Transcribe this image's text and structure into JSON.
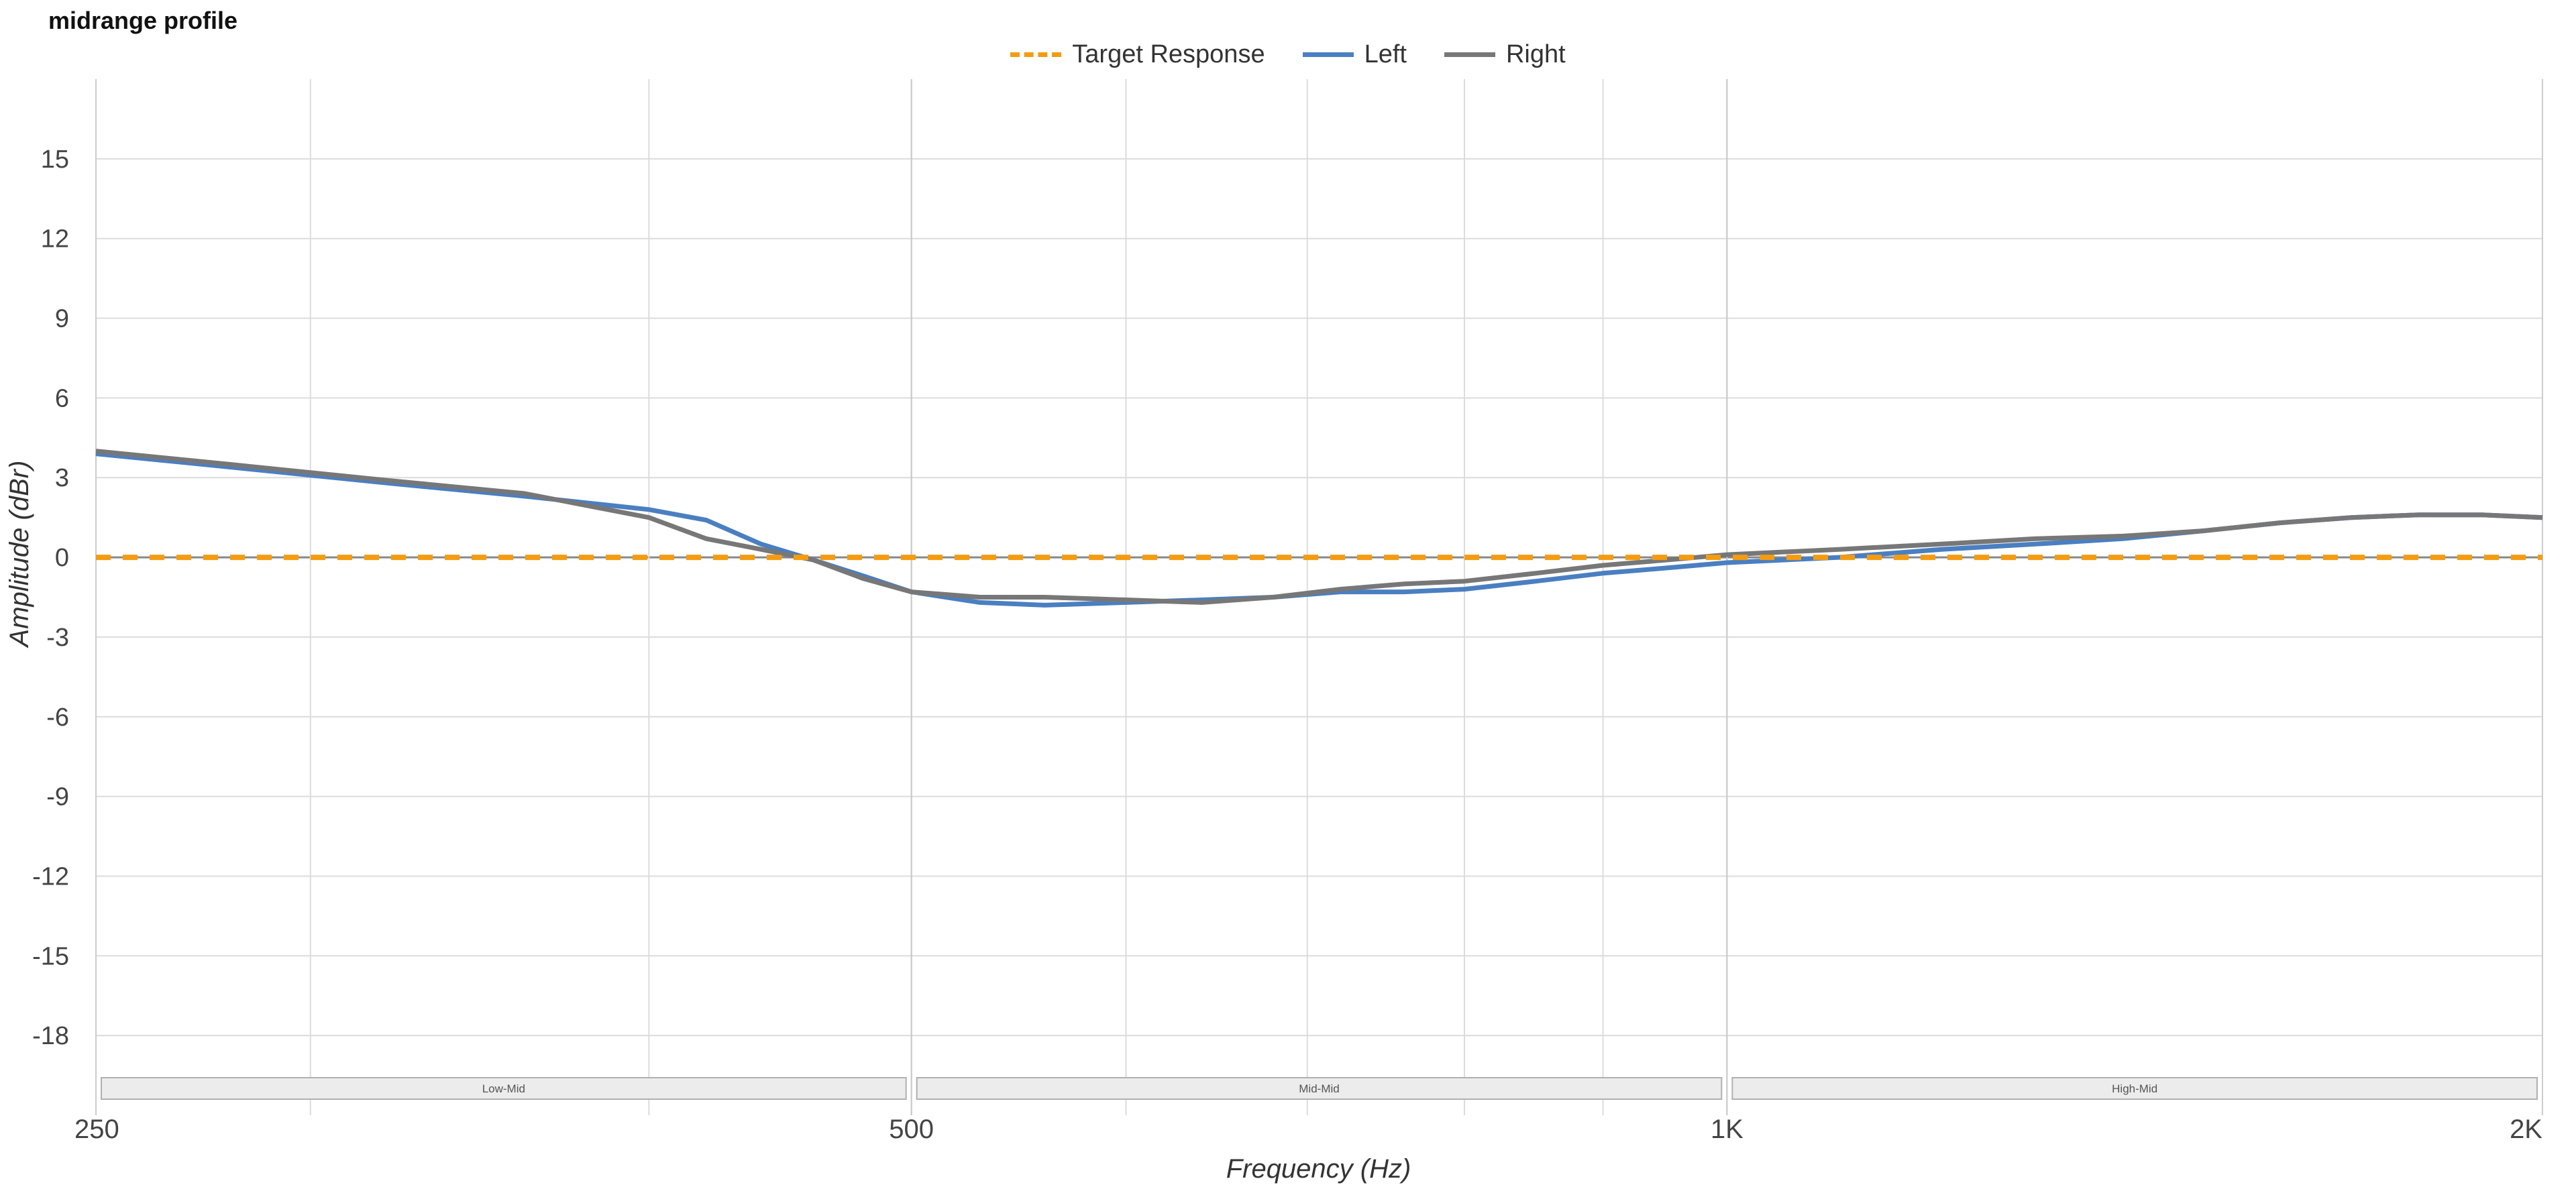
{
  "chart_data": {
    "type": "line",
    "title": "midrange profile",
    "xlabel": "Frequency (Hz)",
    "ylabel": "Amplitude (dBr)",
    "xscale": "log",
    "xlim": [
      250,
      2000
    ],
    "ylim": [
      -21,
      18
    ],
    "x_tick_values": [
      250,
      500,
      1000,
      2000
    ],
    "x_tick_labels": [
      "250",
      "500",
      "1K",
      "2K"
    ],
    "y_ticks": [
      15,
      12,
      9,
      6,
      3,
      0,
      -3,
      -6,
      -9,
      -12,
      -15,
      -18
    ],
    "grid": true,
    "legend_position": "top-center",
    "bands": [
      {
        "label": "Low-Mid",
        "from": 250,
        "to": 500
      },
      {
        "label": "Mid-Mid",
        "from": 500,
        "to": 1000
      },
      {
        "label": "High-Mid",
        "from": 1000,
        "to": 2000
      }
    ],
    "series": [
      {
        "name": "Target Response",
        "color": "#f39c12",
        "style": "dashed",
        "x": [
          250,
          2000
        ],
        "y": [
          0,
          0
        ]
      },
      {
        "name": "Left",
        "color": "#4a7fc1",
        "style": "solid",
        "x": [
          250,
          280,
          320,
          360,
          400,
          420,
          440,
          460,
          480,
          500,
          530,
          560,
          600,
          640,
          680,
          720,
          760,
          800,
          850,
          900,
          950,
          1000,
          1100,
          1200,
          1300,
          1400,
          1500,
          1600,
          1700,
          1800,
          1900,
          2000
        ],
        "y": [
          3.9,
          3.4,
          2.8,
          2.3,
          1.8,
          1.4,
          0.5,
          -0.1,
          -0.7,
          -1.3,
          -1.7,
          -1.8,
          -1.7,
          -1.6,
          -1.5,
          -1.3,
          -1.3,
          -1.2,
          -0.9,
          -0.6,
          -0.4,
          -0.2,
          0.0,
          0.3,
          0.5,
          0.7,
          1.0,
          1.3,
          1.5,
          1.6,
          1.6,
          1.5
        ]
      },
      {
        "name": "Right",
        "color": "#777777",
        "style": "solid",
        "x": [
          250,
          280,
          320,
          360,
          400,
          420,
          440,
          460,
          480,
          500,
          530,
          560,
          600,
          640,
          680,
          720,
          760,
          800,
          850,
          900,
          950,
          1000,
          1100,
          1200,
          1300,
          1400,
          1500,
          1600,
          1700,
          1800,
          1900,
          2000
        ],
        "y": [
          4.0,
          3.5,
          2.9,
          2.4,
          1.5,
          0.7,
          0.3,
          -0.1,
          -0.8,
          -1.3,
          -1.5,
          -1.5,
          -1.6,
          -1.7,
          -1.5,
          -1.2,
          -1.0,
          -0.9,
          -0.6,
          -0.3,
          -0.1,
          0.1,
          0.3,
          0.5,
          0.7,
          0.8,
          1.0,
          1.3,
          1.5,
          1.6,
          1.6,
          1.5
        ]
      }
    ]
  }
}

——————————

Requirement. Transcribe the listing above verbatim. Omit the pictures.

Solution for this exercise.
Transcribe this image's text and structure into JSON.
{
  "chart_data": {
    "type": "line",
    "title": "midrange profile",
    "xlabel": "Frequency (Hz)",
    "ylabel": "Amplitude (dBr)",
    "xscale": "log",
    "xlim": [
      250,
      2000
    ],
    "ylim": [
      -21,
      18
    ],
    "x_tick_values": [
      250,
      500,
      1000,
      2000
    ],
    "x_tick_labels": [
      "250",
      "500",
      "1K",
      "2K"
    ],
    "y_ticks": [
      15,
      12,
      9,
      6,
      3,
      0,
      -3,
      -6,
      -9,
      -12,
      -15,
      -18
    ],
    "grid": true,
    "legend_position": "top-center",
    "bands": [
      {
        "label": "Low-Mid",
        "from": 250,
        "to": 500
      },
      {
        "label": "Mid-Mid",
        "from": 500,
        "to": 1000
      },
      {
        "label": "High-Mid",
        "from": 1000,
        "to": 2000
      }
    ],
    "series": [
      {
        "name": "Target Response",
        "color": "#f39c12",
        "style": "dashed",
        "x": [
          250,
          2000
        ],
        "y": [
          0,
          0
        ]
      },
      {
        "name": "Left",
        "color": "#4a7fc1",
        "style": "solid",
        "x": [
          250,
          280,
          320,
          360,
          400,
          420,
          440,
          460,
          480,
          500,
          530,
          560,
          600,
          640,
          680,
          720,
          760,
          800,
          850,
          900,
          950,
          1000,
          1100,
          1200,
          1300,
          1400,
          1500,
          1600,
          1700,
          1800,
          1900,
          2000
        ],
        "y": [
          3.9,
          3.4,
          2.8,
          2.3,
          1.8,
          1.4,
          0.5,
          -0.1,
          -0.7,
          -1.3,
          -1.7,
          -1.8,
          -1.7,
          -1.6,
          -1.5,
          -1.3,
          -1.3,
          -1.2,
          -0.9,
          -0.6,
          -0.4,
          -0.2,
          0.0,
          0.3,
          0.5,
          0.7,
          1.0,
          1.3,
          1.5,
          1.6,
          1.6,
          1.5
        ]
      },
      {
        "name": "Right",
        "color": "#777777",
        "style": "solid",
        "x": [
          250,
          280,
          320,
          360,
          400,
          420,
          440,
          460,
          480,
          500,
          530,
          560,
          600,
          640,
          680,
          720,
          760,
          800,
          850,
          900,
          950,
          1000,
          1100,
          1200,
          1300,
          1400,
          1500,
          1600,
          1700,
          1800,
          1900,
          2000
        ],
        "y": [
          4.0,
          3.5,
          2.9,
          2.4,
          1.5,
          0.7,
          0.3,
          -0.1,
          -0.8,
          -1.3,
          -1.5,
          -1.5,
          -1.6,
          -1.7,
          -1.5,
          -1.2,
          -1.0,
          -0.9,
          -0.6,
          -0.3,
          -0.1,
          0.1,
          0.3,
          0.5,
          0.7,
          0.8,
          1.0,
          1.3,
          1.5,
          1.6,
          1.6,
          1.5
        ]
      }
    ]
  }
}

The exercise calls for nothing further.